* The exercise *
Using the material that follows, identify and copy each line with the string "Концентрация".

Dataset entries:

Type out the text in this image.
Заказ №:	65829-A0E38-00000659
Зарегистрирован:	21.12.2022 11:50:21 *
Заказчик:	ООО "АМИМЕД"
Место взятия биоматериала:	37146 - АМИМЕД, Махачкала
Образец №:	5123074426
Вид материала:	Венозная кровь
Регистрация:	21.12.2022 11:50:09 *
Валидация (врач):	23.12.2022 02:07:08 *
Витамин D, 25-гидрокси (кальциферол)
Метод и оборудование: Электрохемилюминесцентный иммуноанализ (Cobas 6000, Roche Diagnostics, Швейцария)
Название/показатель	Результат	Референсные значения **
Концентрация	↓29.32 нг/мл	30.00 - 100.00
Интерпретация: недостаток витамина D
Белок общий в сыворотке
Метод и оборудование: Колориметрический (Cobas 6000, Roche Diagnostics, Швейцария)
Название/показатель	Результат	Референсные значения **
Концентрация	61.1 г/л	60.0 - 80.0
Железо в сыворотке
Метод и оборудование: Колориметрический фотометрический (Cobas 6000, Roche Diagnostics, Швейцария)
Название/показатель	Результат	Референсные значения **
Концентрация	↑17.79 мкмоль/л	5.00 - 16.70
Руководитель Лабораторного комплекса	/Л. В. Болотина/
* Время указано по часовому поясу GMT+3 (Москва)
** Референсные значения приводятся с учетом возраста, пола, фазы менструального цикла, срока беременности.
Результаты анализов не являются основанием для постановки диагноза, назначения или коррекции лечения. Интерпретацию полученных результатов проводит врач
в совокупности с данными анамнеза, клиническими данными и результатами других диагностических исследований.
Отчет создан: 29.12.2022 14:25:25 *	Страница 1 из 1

* Answer to this exercise *
Концентрация	↓29.32 нг/мл	30.00 - 100.00
Концентрация	61.1 г/л	60.0 - 80.0
Концентрация	↑17.79 мкмоль/л	5.00 - 16.70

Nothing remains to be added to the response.